**Extracted text:**
PG&E is an investor-owned utility. It has a responsibility to its shareholders to maximize their rate of return (ROR) on investment.
However, PG&E is not free to set electricity rates and fees however they please. Rates are set by the California Public Utilities Commission (CPUC) based on an authorized rate of return for the building and maintenance of PG&E’s infrastructure. Electricity rates fluctuate based on energy consumption, so PG&E makes only enough revenue to cover its costs and the agreed upon ROR. In principle, this is good because it removes the incentive for PG&E to sell more energy and encourage higher energy consumption, which results in burning more fossil fuels.
The Revenue Loophole
There is a glaring loophole in this financial structure, though: while revenue is theoretically fixed, a utility’s actual ROR may be higher or lower than what the CPUC has authorized, depending on how the utility manages its costs. Whenever PG&E’s construction and maintenance costs are lower than the budget they submitted, the savings are passed on to shareholders, and they can receive a higher-than-projected ROR. This structure is supposed to incentivize utilities to be fiscally responsible, but in reality it has led to underspending on critical infrastructure upgrades and maintenance for the benefit of shareholders. Lack of upgrades and maintenance have been directly linked to many of the recent wildfires, causing incredible death and destruction.
The shareholders also have a huge interest in not being on the hook for the damages caused by underinvestment in infrastructure. In 2018, PG&E spent nearly $10 million of shareholder money on California lobbying efforts, which was the highest in the state spent by a single entity.

**Supplied information:**
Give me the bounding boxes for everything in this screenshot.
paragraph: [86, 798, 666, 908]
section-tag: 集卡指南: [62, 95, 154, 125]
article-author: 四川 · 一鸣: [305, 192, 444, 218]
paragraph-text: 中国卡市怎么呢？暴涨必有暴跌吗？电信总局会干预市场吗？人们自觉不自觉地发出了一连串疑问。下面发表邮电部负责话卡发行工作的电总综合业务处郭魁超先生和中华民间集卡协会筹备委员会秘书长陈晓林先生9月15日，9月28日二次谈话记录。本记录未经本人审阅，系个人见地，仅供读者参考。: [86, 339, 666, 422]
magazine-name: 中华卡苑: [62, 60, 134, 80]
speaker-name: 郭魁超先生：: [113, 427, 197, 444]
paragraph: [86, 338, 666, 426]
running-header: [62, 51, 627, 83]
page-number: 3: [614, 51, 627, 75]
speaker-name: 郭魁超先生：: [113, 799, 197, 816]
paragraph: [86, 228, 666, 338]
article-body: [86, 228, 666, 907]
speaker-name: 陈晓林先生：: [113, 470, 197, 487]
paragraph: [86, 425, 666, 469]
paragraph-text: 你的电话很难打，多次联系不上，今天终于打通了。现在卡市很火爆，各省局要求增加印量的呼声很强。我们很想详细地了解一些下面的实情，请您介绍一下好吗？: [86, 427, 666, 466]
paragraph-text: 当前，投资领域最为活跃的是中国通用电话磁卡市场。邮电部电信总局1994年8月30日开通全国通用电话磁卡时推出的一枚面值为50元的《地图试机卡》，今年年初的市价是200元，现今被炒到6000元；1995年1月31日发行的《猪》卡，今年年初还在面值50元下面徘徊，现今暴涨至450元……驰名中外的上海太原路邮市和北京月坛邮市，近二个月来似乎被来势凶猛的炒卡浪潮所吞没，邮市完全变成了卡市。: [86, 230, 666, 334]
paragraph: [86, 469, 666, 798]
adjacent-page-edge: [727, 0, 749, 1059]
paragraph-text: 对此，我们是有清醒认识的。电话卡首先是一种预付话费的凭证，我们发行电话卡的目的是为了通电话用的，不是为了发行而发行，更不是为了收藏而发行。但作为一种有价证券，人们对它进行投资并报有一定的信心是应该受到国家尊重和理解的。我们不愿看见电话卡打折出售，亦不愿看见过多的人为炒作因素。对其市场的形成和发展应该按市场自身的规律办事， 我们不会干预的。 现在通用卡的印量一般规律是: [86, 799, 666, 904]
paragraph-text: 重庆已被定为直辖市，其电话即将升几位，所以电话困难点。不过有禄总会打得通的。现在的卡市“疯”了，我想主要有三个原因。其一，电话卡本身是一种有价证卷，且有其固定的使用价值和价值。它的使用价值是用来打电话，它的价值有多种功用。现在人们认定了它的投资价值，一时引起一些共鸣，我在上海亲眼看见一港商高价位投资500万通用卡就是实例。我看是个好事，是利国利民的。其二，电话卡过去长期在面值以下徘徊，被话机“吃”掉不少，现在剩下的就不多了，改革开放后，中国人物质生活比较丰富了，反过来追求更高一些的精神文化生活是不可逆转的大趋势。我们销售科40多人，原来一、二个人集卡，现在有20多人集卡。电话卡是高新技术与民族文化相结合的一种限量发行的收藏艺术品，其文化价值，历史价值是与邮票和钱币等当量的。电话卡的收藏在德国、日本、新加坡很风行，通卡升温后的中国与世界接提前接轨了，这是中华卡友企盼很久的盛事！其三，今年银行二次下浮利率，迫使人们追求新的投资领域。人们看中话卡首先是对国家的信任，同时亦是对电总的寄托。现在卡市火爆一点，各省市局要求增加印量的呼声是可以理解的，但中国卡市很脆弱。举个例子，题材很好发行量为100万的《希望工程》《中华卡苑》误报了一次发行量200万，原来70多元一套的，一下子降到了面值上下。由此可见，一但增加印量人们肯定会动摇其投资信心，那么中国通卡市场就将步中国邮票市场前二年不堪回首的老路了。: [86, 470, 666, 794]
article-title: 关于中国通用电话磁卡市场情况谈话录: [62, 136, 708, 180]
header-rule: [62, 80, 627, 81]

**What the task asks:** Could you carry on the text about PG&E's rates and shareholder returns from where it stops? The material has no connection to the text about PG&E's rates and revenue.

**Written reply:**
While continuous underinvestment in construction and maintenance was good for shareholders for many years, it has finally caught up to them. Stock prices dropped precipitously in 2018 due to PG&E's liability for wildfire damages and fatalities, and PG&E entered bankruptcy proceedings the following year. The bankruptcy filing removed PG&E from stock indexes, which forced mutual-fund managers like BlackRock Inc. to sell their stocks at a loss. Some funds, like BlueMountain Capital and the Baupost Group, misjudged just how far PG&E would fall and had to take big losses because of it.
However, that opened up an opportunity for a different group of investors to swoop in and take advantage of the historic price drop. Three hedge funds in particular — Abrams Capital Management, Knighthead Capital Management, and Redwood Capital Management — bought about 10 percent of PG&E shares (45 million shares) in January after PG&E declared its intention to file for bankruptcy and the stock dropped from $24 to $6 per share. The stock later bounced back to around $20 a share, with hedge funds looking at an unrealized gain of more than $500 million.
- Boston’s Abrams Capital Management defines their investment strategy as “opportunistic” with a focus on “distressed securities […] and/or illiquid investments.”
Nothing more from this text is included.